◆ **Data records**:
********************

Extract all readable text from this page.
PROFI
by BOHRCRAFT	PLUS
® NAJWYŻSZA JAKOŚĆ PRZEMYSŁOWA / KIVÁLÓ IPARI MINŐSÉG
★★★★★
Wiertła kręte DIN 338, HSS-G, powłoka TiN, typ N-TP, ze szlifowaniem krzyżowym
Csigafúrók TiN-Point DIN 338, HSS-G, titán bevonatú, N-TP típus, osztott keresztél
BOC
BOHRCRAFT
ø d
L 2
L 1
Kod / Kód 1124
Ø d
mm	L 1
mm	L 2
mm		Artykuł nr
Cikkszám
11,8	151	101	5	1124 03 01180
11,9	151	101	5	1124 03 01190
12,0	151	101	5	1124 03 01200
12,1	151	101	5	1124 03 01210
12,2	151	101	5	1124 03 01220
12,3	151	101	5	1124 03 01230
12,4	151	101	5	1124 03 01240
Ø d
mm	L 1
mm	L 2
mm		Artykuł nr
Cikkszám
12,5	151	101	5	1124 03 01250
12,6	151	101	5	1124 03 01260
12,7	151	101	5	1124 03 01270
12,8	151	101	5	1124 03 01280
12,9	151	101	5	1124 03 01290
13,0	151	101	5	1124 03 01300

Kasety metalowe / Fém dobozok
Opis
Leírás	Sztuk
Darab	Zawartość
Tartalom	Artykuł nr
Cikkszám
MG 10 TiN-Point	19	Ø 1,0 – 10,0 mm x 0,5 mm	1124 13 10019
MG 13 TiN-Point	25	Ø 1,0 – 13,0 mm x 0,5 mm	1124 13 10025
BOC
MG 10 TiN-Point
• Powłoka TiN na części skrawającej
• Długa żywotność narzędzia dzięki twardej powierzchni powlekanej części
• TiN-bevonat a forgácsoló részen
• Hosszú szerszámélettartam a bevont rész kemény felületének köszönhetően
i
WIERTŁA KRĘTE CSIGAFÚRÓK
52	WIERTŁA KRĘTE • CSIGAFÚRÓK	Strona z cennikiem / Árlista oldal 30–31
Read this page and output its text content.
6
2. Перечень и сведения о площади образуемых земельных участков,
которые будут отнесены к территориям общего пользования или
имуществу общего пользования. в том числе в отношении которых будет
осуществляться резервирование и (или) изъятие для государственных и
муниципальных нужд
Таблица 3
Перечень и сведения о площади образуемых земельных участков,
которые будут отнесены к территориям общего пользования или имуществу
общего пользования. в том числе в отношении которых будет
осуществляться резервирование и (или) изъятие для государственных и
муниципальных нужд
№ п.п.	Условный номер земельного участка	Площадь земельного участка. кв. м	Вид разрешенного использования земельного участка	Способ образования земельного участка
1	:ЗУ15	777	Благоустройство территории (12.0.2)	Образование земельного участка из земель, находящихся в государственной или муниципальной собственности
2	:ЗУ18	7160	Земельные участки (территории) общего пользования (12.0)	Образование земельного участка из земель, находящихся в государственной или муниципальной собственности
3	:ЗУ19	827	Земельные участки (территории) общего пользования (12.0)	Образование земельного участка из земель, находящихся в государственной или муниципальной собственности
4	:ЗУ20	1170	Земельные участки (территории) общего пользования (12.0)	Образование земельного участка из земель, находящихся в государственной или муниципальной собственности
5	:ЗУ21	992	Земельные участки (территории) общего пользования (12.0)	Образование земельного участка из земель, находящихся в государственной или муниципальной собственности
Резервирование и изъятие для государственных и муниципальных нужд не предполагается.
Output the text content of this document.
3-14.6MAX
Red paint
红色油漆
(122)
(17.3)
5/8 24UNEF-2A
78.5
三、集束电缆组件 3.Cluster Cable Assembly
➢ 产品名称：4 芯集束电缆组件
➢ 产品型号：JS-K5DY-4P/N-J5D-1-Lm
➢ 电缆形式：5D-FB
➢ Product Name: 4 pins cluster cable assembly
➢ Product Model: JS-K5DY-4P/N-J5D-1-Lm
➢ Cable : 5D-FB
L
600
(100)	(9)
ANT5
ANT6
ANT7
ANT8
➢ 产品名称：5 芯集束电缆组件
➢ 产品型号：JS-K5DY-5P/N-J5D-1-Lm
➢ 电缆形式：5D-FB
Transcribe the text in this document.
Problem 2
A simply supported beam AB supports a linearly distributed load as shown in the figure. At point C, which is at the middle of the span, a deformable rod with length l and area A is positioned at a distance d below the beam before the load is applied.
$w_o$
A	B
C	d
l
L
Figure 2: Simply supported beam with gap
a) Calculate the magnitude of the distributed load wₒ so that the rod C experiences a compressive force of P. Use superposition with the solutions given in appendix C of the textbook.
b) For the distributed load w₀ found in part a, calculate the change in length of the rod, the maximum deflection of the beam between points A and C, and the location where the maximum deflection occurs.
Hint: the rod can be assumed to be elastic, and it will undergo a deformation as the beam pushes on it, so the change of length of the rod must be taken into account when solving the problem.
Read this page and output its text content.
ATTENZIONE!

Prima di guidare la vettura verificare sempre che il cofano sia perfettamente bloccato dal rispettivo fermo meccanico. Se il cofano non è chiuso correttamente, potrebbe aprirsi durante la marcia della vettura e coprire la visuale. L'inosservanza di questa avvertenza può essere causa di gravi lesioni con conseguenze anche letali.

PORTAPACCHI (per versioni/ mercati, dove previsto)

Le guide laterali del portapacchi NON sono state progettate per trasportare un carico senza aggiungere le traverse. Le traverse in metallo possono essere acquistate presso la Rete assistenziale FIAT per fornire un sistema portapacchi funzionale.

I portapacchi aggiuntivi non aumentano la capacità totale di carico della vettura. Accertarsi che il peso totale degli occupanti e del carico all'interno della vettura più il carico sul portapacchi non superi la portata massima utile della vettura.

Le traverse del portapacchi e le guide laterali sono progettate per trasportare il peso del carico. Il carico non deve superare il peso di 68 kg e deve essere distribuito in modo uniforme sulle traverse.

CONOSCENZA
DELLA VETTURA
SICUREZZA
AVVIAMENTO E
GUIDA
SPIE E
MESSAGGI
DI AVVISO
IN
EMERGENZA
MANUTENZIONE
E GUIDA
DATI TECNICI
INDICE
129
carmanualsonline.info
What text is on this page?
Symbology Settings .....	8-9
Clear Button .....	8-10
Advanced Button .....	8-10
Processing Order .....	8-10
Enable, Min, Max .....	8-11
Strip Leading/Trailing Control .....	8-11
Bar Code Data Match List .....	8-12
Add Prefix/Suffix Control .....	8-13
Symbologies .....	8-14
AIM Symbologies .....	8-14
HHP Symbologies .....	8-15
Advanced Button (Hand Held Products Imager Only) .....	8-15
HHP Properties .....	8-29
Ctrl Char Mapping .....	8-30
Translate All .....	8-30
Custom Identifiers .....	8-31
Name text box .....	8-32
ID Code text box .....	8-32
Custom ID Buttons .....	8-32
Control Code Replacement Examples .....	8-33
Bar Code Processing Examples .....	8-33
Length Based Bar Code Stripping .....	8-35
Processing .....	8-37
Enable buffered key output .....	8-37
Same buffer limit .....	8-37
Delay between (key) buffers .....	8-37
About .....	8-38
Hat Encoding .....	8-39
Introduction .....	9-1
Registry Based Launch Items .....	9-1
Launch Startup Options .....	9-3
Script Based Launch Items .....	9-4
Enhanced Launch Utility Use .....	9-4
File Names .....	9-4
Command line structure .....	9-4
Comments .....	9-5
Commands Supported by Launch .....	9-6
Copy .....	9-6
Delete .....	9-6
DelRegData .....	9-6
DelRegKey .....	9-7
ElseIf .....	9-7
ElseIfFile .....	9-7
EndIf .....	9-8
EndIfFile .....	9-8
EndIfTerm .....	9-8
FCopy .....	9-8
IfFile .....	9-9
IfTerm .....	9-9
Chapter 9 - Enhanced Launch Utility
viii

********************

◆ **Your task**: Print all of the data exactly as it was given.

◆ **Written solution**:
Extract all readable text from this page.
PROFI
by BOHRCRAFT	PLUS
® NAJWYŻSZA JAKOŚĆ PRZEMYSŁOWA / KIVÁLÓ IPARI MINŐSÉG
★★★★★
Wiertła kręte DIN 338, HSS-G, powłoka TiN, typ N-TP, ze szlifowaniem krzyżowym
Csigafúrók TiN-Point DIN 338, HSS-G, titán bevonatú, N-TP típus, osztott keresztél
BOC
BOHRCRAFT
ø d
L 2
L 1
Kod / Kód 1124
Ø d
mm	L 1
mm	L 2
mm		Artykuł nr
Cikkszám
11,8	151	101	5	1124 03 01180
11,9	151	101	5	1124 03 01190
12,0	151	101	5	1124 03 01200
12,1	151	101	5	1124 03 01210
12,2	151	101	5	1124 03 01220
12,3	151	101	5	1124 03 01230
12,4	151	101	5	1124 03 01240
Ø d
mm	L 1
mm	L 2
mm		Artykuł nr
Cikkszám
12,5	151	101	5	1124 03 01250
12,6	151	101	5	1124 03 01260
12,7	151	101	5	1124 03 01270
12,8	151	101	5	1124 03 01280
12,9	151	101	5	1124 03 01290
13,0	151	101	5	1124 03 01300

Kasety metalowe / Fém dobozok
Opis
Leírás	Sztuk
Darab	Zawartość
Tartalom	Artykuł nr
Cikkszám
MG 10 TiN-Point	19	Ø 1,0 – 10,0 mm x 0,5 mm	1124 13 10019
MG 13 TiN-Point	25	Ø 1,0 – 13,0 mm x 0,5 mm	1124 13 10025
BOC
MG 10 TiN-Point
• Powłoka TiN na części skrawającej
• Długa żywotność narzędzia dzięki twardej powierzchni powlekanej części
• TiN-bevonat a forgácsoló részen
• Hosszú szerszámélettartam a bevont rész kemény felületének köszönhetően
i
WIERTŁA KRĘTE CSIGAFÚRÓK
52	WIERTŁA KRĘTE • CSIGAFÚRÓK	Strona z cennikiem / Árlista oldal 30–31
Read this page and output its text content.
6
2. Перечень и сведения о площади образуемых земельных участков,
которые будут отнесены к территориям общего пользования или
имуществу общего пользования. в том числе в отношении которых будет
осуществляться резервирование и (или) изъятие для государственных и
муниципальных нужд
Таблица 3
Перечень и сведения о площади образуемых земельных участков,
которые будут отнесены к территориям общего пользования или имуществу
общего пользования. в том числе в отношении которых будет
осуществляться резервирование и (или) изъятие для государственных и
муниципальных нужд
№ п.п.	Условный номер земельного участка	Площадь земельного участка. кв. м	Вид разрешенного использования земельного участка	Способ образования земельного участка
1	:ЗУ15	777	Благоустройство территории (12.0.2)	Образование земельного участка из земель, находящихся в государственной или муниципальной собственности
2	:ЗУ18	7160	Земельные участки (территории) общего пользования (12.0)	Образование земельного участка из земель, находящихся в государственной или муниципальной собственности
3	:ЗУ19	827	Земельные участки (территории) общего пользования (12.0)	Образование земельного участка из земель, находящихся в государственной или муниципальной собственности
4	:ЗУ20	1170	Земельные участки (территории) общего пользования (12.0)	Образование земельного участка из земель, находящихся в государственной или муниципальной собственности
5	:ЗУ21	992	Земельные участки (территории) общего пользования (12.0)	Образование земельного участка из земель, находящихся в государственной или муниципальной собственности
Резервирование и изъятие для государственных и муниципальных нужд не предполагается.
Output the text content of this document.
3-14.6MAX
Red paint
红色油漆
(122)
(17.3)
5/8 24UNEF-2A
78.5
三、集束电缆组件 3.Cluster Cable Assembly
➢ 产品名称：4 芯集束电缆组件
➢ 产品型号：JS-K5DY-4P/N-J5D-1-Lm
➢ 电缆形式：5D-FB
➢ Product Name: 4 pins cluster cable assembly
➢ Product Model: JS-K5DY-4P/N-J5D-1-Lm
➢ Cable : 5D-FB
L
600
(100)	(9)
ANT5
ANT6
ANT7
ANT8
➢ 产品名称：5 芯集束电缆组件
➢ 产品型号：JS-K5DY-5P/N-J5D-1-Lm
➢ 电缆形式：5D-FB
Transcribe the text in this document.
Problem 2
A simply supported beam AB supports a linearly distributed load as shown in the figure. At point C, which is at the middle of the span, a deformable rod with length l and area A is positioned at a distance d below the beam before the load is applied.
$w_o$
A	B
C	d
l
L
Figure 2: Simply supported beam with gap
a) Calculate the magnitude of the distributed load wₒ so that the rod C experiences a compressive force of P. Use superposition with the solutions given in appendix C of the textbook.
b) For the distributed load w₀ found in part a, calculate the change in length of the rod, the maximum deflection of the beam between points A and C, and the location where the maximum deflection occurs.
Hint: the rod can be assumed to be elastic, and it will undergo a deformation as the beam pushes on it, so the change of length of the rod must be taken into account when solving the problem.
Read this page and output its text content.
ATTENZIONE!

Prima di guidare la vettura verificare sempre che il cofano sia perfettamente bloccato dal rispettivo fermo meccanico. Se il cofano non è chiuso correttamente, potrebbe aprirsi durante la marcia della vettura e coprire la visuale. L'inosservanza di questa avvertenza può essere causa di gravi lesioni con conseguenze anche letali.

PORTAPACCHI (per versioni/ mercati, dove previsto)

Le guide laterali del portapacchi NON sono state progettate per trasportare un carico senza aggiungere le traverse. Le traverse in metallo possono essere acquistate presso la Rete assistenziale FIAT per fornire un sistema portapacchi funzionale.

I portapacchi aggiuntivi non aumentano la capacità totale di carico della vettura. Accertarsi che il peso totale degli occupanti e del carico all'interno della vettura più il carico sul portapacchi non superi la portata massima utile della vettura.

Le traverse del portapacchi e le guide laterali sono progettate per trasportare il peso del carico. Il carico non deve superare il peso di 68 kg e deve essere distribuito in modo uniforme sulle traverse.

CONOSCENZA
DELLA VETTURA
SICUREZZA
AVVIAMENTO E
GUIDA
SPIE E
MESSAGGI
DI AVVISO
IN
EMERGENZA
MANUTENZIONE
E GUIDA
DATI TECNICI
INDICE
129
carmanualsonline.info
What text is on this page?
Symbology Settings .....	8-9
Clear Button .....	8-10
Advanced Button .....	8-10
Processing Order .....	8-10
Enable, Min, Max .....	8-11
Strip Leading/Trailing Control .....	8-11
Bar Code Data Match List .....	8-12
Add Prefix/Suffix Control .....	8-13
Symbologies .....	8-14
AIM Symbologies .....	8-14
HHP Symbologies .....	8-15
Advanced Button (Hand Held Products Imager Only) .....	8-15
HHP Properties .....	8-29
Ctrl Char Mapping .....	8-30
Translate All .....	8-30
Custom Identifiers .....	8-31
Name text box .....	8-32
ID Code text box .....	8-32
Custom ID Buttons .....	8-32
Control Code Replacement Examples .....	8-33
Bar Code Processing Examples .....	8-33
Length Based Bar Code Stripping .....	8-35
Processing .....	8-37
Enable buffered key output .....	8-37
Same buffer limit .....	8-37
Delay between (key) buffers .....	8-37
About .....	8-38
Hat Encoding .....	8-39
Introduction .....	9-1
Registry Based Launch Items .....	9-1
Launch Startup Options .....	9-3
Script Based Launch Items .....	9-4
Enhanced Launch Utility Use .....	9-4
File Names .....	9-4
Command line structure .....	9-4
Comments .....	9-5
Commands Supported by Launch .....	9-6
Copy .....	9-6
Delete .....	9-6
DelRegData .....	9-6
DelRegKey .....	9-7
ElseIf .....	9-7
ElseIfFile .....	9-7
EndIf .....	9-8
EndIfFile .....	9-8
EndIfTerm .....	9-8
FCopy .....	9-8
IfFile .....	9-9
IfTerm .....	9-9
Chapter 9 - Enhanced Launch Utility
viii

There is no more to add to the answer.